Can you convert the data below into a Markdown table with the columns Row and Line, numbering each line and skipping blank lines? Leave the pictures out of the table.

* Begin Exercise data *

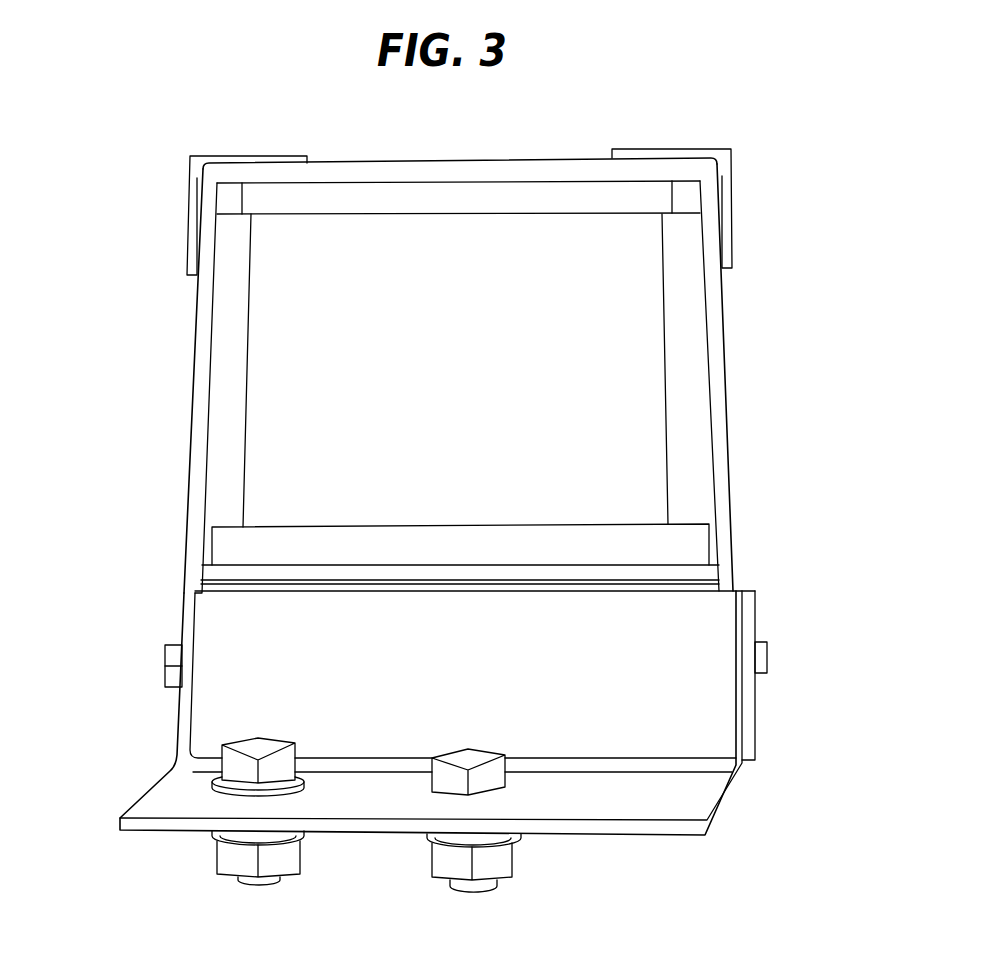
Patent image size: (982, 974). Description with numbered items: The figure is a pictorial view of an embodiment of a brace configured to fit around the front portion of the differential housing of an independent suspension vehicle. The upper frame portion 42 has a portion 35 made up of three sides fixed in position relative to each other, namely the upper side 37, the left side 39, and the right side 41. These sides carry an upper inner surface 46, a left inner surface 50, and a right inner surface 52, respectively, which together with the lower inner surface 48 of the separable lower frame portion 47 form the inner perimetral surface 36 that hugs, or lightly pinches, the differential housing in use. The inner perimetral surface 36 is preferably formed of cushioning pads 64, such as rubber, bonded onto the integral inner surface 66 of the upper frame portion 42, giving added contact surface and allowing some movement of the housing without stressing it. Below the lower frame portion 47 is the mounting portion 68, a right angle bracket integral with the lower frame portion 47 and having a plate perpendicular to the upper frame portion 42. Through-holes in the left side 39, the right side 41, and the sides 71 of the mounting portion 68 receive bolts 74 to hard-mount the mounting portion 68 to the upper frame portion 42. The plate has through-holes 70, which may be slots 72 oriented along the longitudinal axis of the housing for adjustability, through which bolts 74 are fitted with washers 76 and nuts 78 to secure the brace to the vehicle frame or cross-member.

The portion 35 is at (213, 140).
The inner perimetral surface 36 is at (265, 298).
The upper side 37 is at (345, 163).
The left side 39 is at (203, 303).
The right side 41 is at (723, 255).
The upper frame portion 42 is at (766, 300).
The upper inner surface 46 is at (403, 215).
The lower frame portion 47 is at (746, 560).
The lower inner surface 48 is at (608, 523).
The left inner surface 50 is at (250, 393).
The right inner surface 52 is at (667, 423).
The cushioning pads 64 is at (478, 207).
The integral inner surface 66 is at (208, 423).
The mounting portion 68 is at (801, 658).
The through-holes 70 is at (258, 797).
The sides 71 is at (169, 615).
The slots 72 is at (257, 786).
The bolts 74 is at (768, 674).
The washers 76 is at (431, 846).
The nuts 78 is at (296, 876).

* End Exercise data *

Response for this exercise:
| Row | Line |
|---|---|
| 1 | Patent image size: (982, 974). Description with numbered items: The figure is a pictorial view of an embodiment of a brace configured to fit around the front portion of the differential housing of an independent suspension vehicle. The upper frame portion 42 has a portion 35 made up of three sides fixed in position relative to each other, namely the upper side 37, the left side 39, and the right side 41. These sides carry an upper inner surface 46, a left inner surface 50, and a right inner surface 52, respectively, which together with the lower inner surface 48 of the separable lower frame portion 47 form the inner perimetral surface 36 that hugs, or lightly pinches, the differential housing in use. The inner perimetral surface 36 is preferably formed of cushioning pads 64, such as rubber, bonded onto the integral inner surface 66 of the upper frame portion 42, giving added contact surface and allowing some movement of the housing without stressing it. Below the lower frame portion 47 is the mounting portion 68, a right angle bracket integral with the lower frame portion 47 and having a plate perpendicular to the upper frame portion 42. Through-holes in the left side 39, the right side 41, and the sides 71 of the mounting portion 68 receive bolts 74 to hard-mount the mounting portion 68 to the upper frame portion 42. The plate has through-holes 70, which may be slots 72 oriented along the longitudinal axis of the housing for adjustability, through which bolts 74 are fitted with washers 76 and nuts 78 to secure the brace to the vehicle frame or cross-member. |
| 2 | The portion 35 is at (213, 140). |
| 3 | The inner perimetral surface 36 is at (265, 298). |
| 4 | The upper side 37 is at (345, 163). |
| 5 | The left side 39 is at (203, 303). |
| 6 | The right side 41 is at (723, 255). |
| 7 | The upper frame portion 42 is at (766, 300). |
| 8 | The upper inner surface 46 is at (403, 215). |
| 9 | The lower frame portion 47 is at (746, 560). |
| 10 | The lower inner surface 48 is at (608, 523). |
| 11 | The left inner surface 50 is at (250, 393). |
| 12 | The right inner surface 52 is at (667, 423). |
| 13 | The cushioning pads 64 is at (478, 207). |
| 14 | The integral inner surface 66 is at (208, 423). |
| 15 | The mounting portion 68 is at (801, 658). |
| 16 | The through-holes 70 is at (258, 797). |
| 17 | The sides 71 is at (169, 615). |
| 18 | The slots 72 is at (257, 786). |
| 19 | The bolts 74 is at (768, 674). |
| 20 | The washers 76 is at (431, 846). |
| 21 | The nuts 78 is at (296, 876). |